Directions: Go through the records underneath and write each one out again exactly.

= = = = =

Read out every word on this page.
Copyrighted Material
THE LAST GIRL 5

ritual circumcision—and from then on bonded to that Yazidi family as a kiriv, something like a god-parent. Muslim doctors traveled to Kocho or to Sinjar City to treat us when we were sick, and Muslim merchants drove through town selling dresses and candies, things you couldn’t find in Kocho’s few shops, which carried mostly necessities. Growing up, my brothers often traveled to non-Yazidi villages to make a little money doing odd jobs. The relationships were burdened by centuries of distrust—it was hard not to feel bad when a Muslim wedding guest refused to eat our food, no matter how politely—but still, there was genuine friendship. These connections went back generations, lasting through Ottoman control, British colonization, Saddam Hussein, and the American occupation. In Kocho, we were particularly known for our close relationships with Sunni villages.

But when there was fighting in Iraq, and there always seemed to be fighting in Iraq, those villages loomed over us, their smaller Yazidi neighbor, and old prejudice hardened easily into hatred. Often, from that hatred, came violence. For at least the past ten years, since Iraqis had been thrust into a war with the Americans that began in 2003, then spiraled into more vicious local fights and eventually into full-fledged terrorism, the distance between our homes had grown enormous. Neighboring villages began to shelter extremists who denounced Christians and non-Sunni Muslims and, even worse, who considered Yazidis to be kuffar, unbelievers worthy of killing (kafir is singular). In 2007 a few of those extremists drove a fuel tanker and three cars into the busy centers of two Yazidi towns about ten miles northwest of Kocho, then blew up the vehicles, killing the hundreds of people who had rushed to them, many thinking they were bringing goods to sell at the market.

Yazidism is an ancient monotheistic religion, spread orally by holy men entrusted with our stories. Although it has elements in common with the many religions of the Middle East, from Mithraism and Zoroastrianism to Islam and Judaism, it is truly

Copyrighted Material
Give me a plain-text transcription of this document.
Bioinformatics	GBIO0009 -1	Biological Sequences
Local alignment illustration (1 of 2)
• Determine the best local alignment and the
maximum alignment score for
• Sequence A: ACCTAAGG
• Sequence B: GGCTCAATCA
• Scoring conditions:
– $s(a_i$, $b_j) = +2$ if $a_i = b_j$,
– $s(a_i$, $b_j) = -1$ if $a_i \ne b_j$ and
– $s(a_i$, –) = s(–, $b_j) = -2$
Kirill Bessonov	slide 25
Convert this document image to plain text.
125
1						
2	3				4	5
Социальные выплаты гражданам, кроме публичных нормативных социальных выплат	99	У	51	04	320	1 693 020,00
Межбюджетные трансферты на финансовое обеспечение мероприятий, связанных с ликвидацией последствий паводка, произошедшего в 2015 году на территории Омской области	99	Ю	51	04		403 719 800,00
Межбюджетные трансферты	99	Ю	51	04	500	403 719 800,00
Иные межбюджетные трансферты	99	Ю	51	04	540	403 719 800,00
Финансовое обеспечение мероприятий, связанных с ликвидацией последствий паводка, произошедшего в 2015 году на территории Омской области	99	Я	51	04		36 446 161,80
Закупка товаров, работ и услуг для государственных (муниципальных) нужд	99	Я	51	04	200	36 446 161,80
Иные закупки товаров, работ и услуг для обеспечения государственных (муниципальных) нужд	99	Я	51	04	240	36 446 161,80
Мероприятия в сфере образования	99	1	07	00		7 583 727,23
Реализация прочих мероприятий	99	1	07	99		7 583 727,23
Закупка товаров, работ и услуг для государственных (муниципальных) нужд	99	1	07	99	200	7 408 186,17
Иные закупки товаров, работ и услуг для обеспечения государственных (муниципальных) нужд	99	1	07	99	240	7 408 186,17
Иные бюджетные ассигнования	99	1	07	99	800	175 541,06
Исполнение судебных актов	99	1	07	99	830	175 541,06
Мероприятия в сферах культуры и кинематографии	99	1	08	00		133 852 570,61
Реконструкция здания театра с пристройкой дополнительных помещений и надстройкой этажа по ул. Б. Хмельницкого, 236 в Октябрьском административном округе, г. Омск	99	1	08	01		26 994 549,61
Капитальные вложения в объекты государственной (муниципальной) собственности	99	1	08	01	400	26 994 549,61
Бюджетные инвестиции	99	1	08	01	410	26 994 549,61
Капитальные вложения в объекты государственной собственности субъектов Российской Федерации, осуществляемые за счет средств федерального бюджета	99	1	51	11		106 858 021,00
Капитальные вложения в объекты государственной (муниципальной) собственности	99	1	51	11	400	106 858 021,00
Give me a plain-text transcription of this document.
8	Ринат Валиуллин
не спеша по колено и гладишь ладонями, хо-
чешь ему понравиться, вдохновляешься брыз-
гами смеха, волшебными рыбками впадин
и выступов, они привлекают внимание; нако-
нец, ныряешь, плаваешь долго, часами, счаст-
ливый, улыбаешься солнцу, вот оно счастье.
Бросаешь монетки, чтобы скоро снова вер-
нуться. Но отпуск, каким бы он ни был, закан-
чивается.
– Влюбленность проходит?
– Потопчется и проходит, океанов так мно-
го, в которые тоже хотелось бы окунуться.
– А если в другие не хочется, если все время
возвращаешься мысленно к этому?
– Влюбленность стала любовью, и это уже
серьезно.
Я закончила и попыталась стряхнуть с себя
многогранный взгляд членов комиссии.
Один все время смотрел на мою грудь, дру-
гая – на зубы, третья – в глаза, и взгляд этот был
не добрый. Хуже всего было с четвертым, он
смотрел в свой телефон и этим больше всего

= = = = =

Task result:
Read out every word on this page.
Copyrighted Material
THE LAST GIRL 5

ritual circumcision—and from then on bonded to that Yazidi family as a kiriv, something like a god-parent. Muslim doctors traveled to Kocho or to Sinjar City to treat us when we were sick, and Muslim merchants drove through town selling dresses and candies, things you couldn’t find in Kocho’s few shops, which carried mostly necessities. Growing up, my brothers often traveled to non-Yazidi villages to make a little money doing odd jobs. The relationships were burdened by centuries of distrust—it was hard not to feel bad when a Muslim wedding guest refused to eat our food, no matter how politely—but still, there was genuine friendship. These connections went back generations, lasting through Ottoman control, British colonization, Saddam Hussein, and the American occupation. In Kocho, we were particularly known for our close relationships with Sunni villages.

But when there was fighting in Iraq, and there always seemed to be fighting in Iraq, those villages loomed over us, their smaller Yazidi neighbor, and old prejudice hardened easily into hatred. Often, from that hatred, came violence. For at least the past ten years, since Iraqis had been thrust into a war with the Americans that began in 2003, then spiraled into more vicious local fights and eventually into full-fledged terrorism, the distance between our homes had grown enormous. Neighboring villages began to shelter extremists who denounced Christians and non-Sunni Muslims and, even worse, who considered Yazidis to be kuffar, unbelievers worthy of killing (kafir is singular). In 2007 a few of those extremists drove a fuel tanker and three cars into the busy centers of two Yazidi towns about ten miles northwest of Kocho, then blew up the vehicles, killing the hundreds of people who had rushed to them, many thinking they were bringing goods to sell at the market.

Yazidism is an ancient monotheistic religion, spread orally by holy men entrusted with our stories. Although it has elements in common with the many religions of the Middle East, from Mithraism and Zoroastrianism to Islam and Judaism, it is truly

Copyrighted Material
Give me a plain-text transcription of this document.
Bioinformatics	GBIO0009 -1	Biological Sequences
Local alignment illustration (1 of 2)
• Determine the best local alignment and the
maximum alignment score for
• Sequence A: ACCTAAGG
• Sequence B: GGCTCAATCA
• Scoring conditions:
– $s(a_i$, $b_j) = +2$ if $a_i = b_j$,
– $s(a_i$, $b_j) = -1$ if $a_i \ne b_j$ and
– $s(a_i$, –) = s(–, $b_j) = -2$
Kirill Bessonov	slide 25
Convert this document image to plain text.
125
1						
2	3				4	5
Социальные выплаты гражданам, кроме публичных нормативных социальных выплат	99	У	51	04	320	1 693 020,00
Межбюджетные трансферты на финансовое обеспечение мероприятий, связанных с ликвидацией последствий паводка, произошедшего в 2015 году на территории Омской области	99	Ю	51	04		403 719 800,00
Межбюджетные трансферты	99	Ю	51	04	500	403 719 800,00
Иные межбюджетные трансферты	99	Ю	51	04	540	403 719 800,00
Финансовое обеспечение мероприятий, связанных с ликвидацией последствий паводка, произошедшего в 2015 году на территории Омской области	99	Я	51	04		36 446 161,80
Закупка товаров, работ и услуг для государственных (муниципальных) нужд	99	Я	51	04	200	36 446 161,80
Иные закупки товаров, работ и услуг для обеспечения государственных (муниципальных) нужд	99	Я	51	04	240	36 446 161,80
Мероприятия в сфере образования	99	1	07	00		7 583 727,23
Реализация прочих мероприятий	99	1	07	99		7 583 727,23
Закупка товаров, работ и услуг для государственных (муниципальных) нужд	99	1	07	99	200	7 408 186,17
Иные закупки товаров, работ и услуг для обеспечения государственных (муниципальных) нужд	99	1	07	99	240	7 408 186,17
Иные бюджетные ассигнования	99	1	07	99	800	175 541,06
Исполнение судебных актов	99	1	07	99	830	175 541,06
Мероприятия в сферах культуры и кинематографии	99	1	08	00		133 852 570,61
Реконструкция здания театра с пристройкой дополнительных помещений и надстройкой этажа по ул. Б. Хмельницкого, 236 в Октябрьском административном округе, г. Омск	99	1	08	01		26 994 549,61
Капитальные вложения в объекты государственной (муниципальной) собственности	99	1	08	01	400	26 994 549,61
Бюджетные инвестиции	99	1	08	01	410	26 994 549,61
Капитальные вложения в объекты государственной собственности субъектов Российской Федерации, осуществляемые за счет средств федерального бюджета	99	1	51	11		106 858 021,00
Капитальные вложения в объекты государственной (муниципальной) собственности	99	1	51	11	400	106 858 021,00
Give me a plain-text transcription of this document.
8	Ринат Валиуллин
не спеша по колено и гладишь ладонями, хо-
чешь ему понравиться, вдохновляешься брыз-
гами смеха, волшебными рыбками впадин
и выступов, они привлекают внимание; нако-
нец, ныряешь, плаваешь долго, часами, счаст-
ливый, улыбаешься солнцу, вот оно счастье.
Бросаешь монетки, чтобы скоро снова вер-
нуться. Но отпуск, каким бы он ни был, закан-
чивается.
– Влюбленность проходит?
– Потопчется и проходит, океанов так мно-
го, в которые тоже хотелось бы окунуться.
– А если в другие не хочется, если все время
возвращаешься мысленно к этому?
– Влюбленность стала любовью, и это уже
серьезно.
Я закончила и попыталась стряхнуть с себя
многогранный взгляд членов комиссии.
Один все время смотрел на мою грудь, дру-
гая – на зубы, третья – в глаза, и взгляд этот был
не добрый. Хуже всего было с четвертым, он
смотрел в свой телефон и этим больше всего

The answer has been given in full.